The data

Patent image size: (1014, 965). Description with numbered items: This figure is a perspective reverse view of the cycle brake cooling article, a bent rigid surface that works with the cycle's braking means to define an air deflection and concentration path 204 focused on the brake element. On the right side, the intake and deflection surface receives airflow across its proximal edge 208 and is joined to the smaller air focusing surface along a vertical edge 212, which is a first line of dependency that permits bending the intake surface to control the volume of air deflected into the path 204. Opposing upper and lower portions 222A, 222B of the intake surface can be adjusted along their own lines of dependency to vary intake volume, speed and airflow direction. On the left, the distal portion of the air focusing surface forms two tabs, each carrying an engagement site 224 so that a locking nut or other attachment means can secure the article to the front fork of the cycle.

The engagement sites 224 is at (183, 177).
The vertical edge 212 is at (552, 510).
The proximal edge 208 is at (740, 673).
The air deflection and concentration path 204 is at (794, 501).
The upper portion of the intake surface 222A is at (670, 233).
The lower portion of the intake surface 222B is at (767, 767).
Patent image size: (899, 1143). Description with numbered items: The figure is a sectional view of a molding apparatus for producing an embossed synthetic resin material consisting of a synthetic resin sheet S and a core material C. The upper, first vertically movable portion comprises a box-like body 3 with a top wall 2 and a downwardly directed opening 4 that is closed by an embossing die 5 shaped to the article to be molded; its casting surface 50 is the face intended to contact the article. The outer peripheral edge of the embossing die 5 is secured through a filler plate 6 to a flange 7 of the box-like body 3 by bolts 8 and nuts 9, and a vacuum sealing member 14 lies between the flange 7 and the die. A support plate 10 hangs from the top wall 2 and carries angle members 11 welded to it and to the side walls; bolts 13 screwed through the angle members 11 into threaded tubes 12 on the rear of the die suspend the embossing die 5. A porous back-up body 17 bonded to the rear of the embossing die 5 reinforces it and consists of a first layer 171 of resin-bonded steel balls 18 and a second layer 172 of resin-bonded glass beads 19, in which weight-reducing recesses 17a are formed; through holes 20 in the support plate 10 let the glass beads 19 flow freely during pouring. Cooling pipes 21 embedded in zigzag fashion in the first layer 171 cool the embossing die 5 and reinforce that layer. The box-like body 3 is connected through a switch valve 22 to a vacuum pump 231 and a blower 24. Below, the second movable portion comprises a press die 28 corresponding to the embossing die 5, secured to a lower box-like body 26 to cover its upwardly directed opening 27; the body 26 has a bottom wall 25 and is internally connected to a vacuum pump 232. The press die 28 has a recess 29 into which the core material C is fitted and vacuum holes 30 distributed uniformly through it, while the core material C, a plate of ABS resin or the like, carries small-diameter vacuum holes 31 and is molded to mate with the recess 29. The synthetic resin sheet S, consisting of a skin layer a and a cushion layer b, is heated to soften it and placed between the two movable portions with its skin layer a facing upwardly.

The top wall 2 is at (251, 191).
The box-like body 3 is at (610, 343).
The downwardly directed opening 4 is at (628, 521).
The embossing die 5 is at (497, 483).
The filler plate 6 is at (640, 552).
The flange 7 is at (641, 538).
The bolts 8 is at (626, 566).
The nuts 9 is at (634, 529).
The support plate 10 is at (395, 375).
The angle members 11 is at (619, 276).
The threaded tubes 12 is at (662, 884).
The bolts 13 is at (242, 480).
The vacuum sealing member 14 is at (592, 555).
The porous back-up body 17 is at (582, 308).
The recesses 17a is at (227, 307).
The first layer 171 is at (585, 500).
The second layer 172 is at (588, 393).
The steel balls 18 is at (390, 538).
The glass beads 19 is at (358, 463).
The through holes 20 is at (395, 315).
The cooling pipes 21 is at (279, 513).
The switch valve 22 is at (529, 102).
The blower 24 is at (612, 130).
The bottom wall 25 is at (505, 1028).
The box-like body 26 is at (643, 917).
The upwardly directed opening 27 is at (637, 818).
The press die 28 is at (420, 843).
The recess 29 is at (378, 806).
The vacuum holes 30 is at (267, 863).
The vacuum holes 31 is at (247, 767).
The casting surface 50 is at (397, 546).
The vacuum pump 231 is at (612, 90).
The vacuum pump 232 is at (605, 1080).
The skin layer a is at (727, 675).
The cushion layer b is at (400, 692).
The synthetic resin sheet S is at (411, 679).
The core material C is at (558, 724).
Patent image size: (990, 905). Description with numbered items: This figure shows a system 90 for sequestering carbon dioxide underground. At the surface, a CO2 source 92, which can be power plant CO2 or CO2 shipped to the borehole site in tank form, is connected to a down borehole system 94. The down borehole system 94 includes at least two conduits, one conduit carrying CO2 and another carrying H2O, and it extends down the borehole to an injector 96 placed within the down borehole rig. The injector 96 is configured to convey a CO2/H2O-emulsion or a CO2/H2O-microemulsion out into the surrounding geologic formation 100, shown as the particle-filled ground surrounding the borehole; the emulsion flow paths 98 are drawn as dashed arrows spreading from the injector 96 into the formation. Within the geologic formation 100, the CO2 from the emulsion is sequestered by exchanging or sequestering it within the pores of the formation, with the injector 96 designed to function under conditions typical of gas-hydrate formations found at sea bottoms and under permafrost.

Written problem
Pull out every line in the items that contains the word "proximal", and copy each one. Case matters.

Task answer
Patent image size: (1014, 965). Description with numbered items: This figure is a perspective reverse view of the cycle brake cooling article, a bent rigid surface that works with the cycle's braking means to define an air deflection and concentration path 204 focused on the brake element. On the right side, the intake and deflection surface receives airflow across its proximal edge 208 and is joined to the smaller air focusing surface along a vertical edge 212, which is a first line of dependency that permits bending the intake surface to control the volume of air deflected into the path 204. Opposing upper and lower portions 222A, 222B of the intake surface can be adjusted along their own lines of dependency to vary intake volume, speed and airflow direction. On the left, the distal portion of the air focusing surface forms two tabs, each carrying an engagement site 224 so that a locking nut or other attachment means can secure the article to the front fork of the cycle.
The proximal edge 208 is at (740, 673).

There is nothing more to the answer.